● **SET TASK**
Search the material below for the word "supports" and copy every line in which it occurs.

● **EXTRACTED DATA**

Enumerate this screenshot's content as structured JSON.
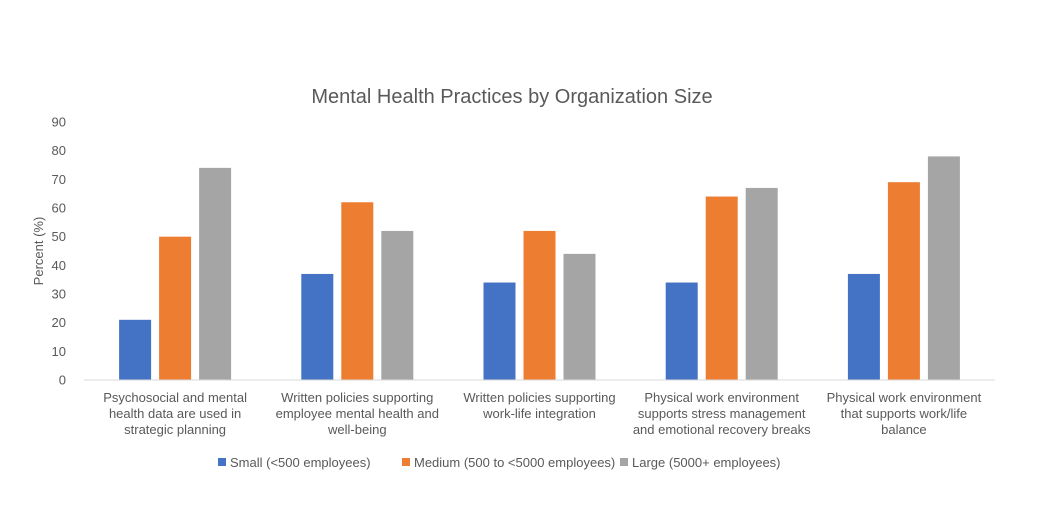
{
  "chart_data": {
    "type": "bar",
    "title": "Mental Health Practices by Organization Size",
    "xlabel": "",
    "ylabel": "Percent (%)",
    "ylim": [
      0,
      90
    ],
    "yticks": [
      0,
      10,
      20,
      30,
      40,
      50,
      60,
      70,
      80,
      90
    ],
    "grid": false,
    "legend_position": "bottom",
    "categories": [
      [
        "Psychosocial and mental",
        "health data are used in",
        "strategic planning"
      ],
      [
        "Written policies supporting",
        "employee mental health and",
        "well-being"
      ],
      [
        "Written policies supporting",
        "work-life integration"
      ],
      [
        "Physical work environment",
        "supports stress management",
        "and emotional recovery breaks"
      ],
      [
        "Physical work environment",
        "that supports work/life",
        "balance"
      ]
    ],
    "series": [
      {
        "name": "Small (<500 employees)",
        "color": "#4472C4",
        "values": [
          21,
          37,
          34,
          34,
          37
        ]
      },
      {
        "name": "Medium (500 to <5000 employees)",
        "color": "#ED7D31",
        "values": [
          50,
          62,
          52,
          64,
          69
        ]
      },
      {
        "name": "Large (5000+ employees)",
        "color": "#A5A5A5",
        "values": [
          74,
          52,
          44,
          67,
          78
        ]
      }
    ]
  }
}
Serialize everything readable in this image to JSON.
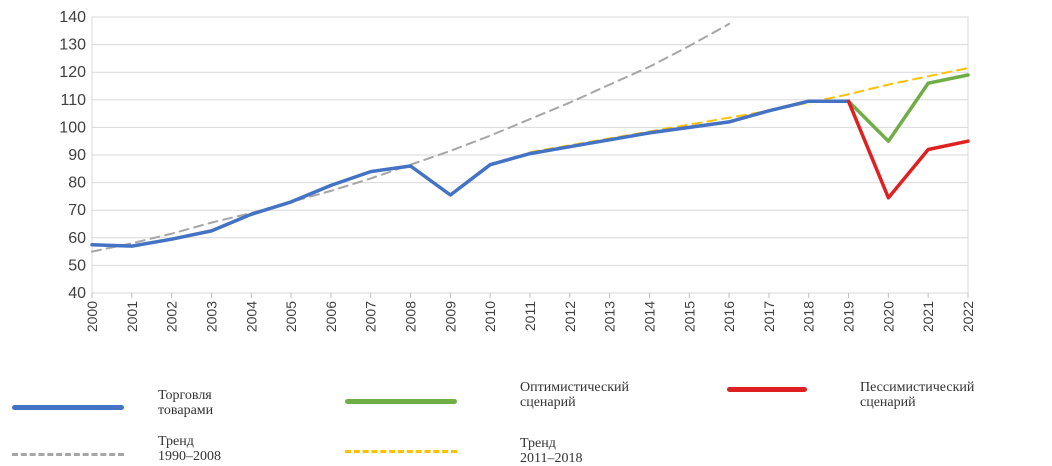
{
  "chart_data": {
    "type": "line",
    "title": "",
    "xlabel": "",
    "ylabel": "",
    "x": [
      "2000",
      "2001",
      "2002",
      "2003",
      "2004",
      "2005",
      "2006",
      "2007",
      "2008",
      "2009",
      "2010",
      "2011",
      "2012",
      "2013",
      "2014",
      "2015",
      "2016",
      "2017",
      "2018",
      "2019",
      "2020",
      "2021",
      "2022"
    ],
    "ylim": [
      40,
      140
    ],
    "yticks": [
      40,
      50,
      60,
      70,
      80,
      90,
      100,
      110,
      120,
      130,
      140
    ],
    "grid": true,
    "legend_position": "bottom",
    "series": [
      {
        "name": "Торговля\nтоварами",
        "color": "#4472c4",
        "style": "solid",
        "x": [
          "2000",
          "2001",
          "2002",
          "2003",
          "2004",
          "2005",
          "2006",
          "2007",
          "2008",
          "2009",
          "2010",
          "2011",
          "2012",
          "2013",
          "2014",
          "2015",
          "2016",
          "2017",
          "2018",
          "2019"
        ],
        "values": [
          57.5,
          57,
          59.5,
          62.5,
          68.5,
          73,
          79,
          84,
          86,
          75.5,
          86.5,
          90.5,
          93,
          95.5,
          98,
          100,
          102,
          106,
          109.5,
          109.5
        ]
      },
      {
        "name": "Оптимистический\nсценарий",
        "color": "#70ad47",
        "style": "solid",
        "x": [
          "2019",
          "2020",
          "2021",
          "2022"
        ],
        "values": [
          109.5,
          95,
          116,
          119
        ]
      },
      {
        "name": "Пессимистический\nсценарий",
        "color": "#e02020",
        "style": "solid",
        "x": [
          "2019",
          "2020",
          "2021",
          "2022"
        ],
        "values": [
          109.5,
          74.5,
          92,
          95
        ]
      },
      {
        "name": "Тренд\n1990–2008",
        "color": "#a6a6a6",
        "style": "dashed",
        "x": [
          "2000",
          "2001",
          "2002",
          "2003",
          "2004",
          "2005",
          "2006",
          "2007",
          "2008",
          "2009",
          "2010",
          "2011",
          "2012",
          "2013",
          "2014",
          "2015",
          "2016"
        ],
        "values": [
          55,
          58,
          61.5,
          65.5,
          69,
          73,
          77,
          81.5,
          86.5,
          91.5,
          97,
          103,
          109,
          115.5,
          122,
          129.5,
          137.5
        ]
      },
      {
        "name": "Тренд\n2011–2018",
        "color": "#ffc000",
        "style": "dashed",
        "x": [
          "2011",
          "2012",
          "2013",
          "2014",
          "2015",
          "2016",
          "2017",
          "2018",
          "2019",
          "2020",
          "2021",
          "2022"
        ],
        "values": [
          91,
          93.5,
          96,
          98.5,
          101,
          103.5,
          106,
          109,
          112,
          115.5,
          118.5,
          121.5
        ]
      }
    ]
  }
}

● **EXERCISE OUTPUT**
        "supports stress management",
        "that supports work/life",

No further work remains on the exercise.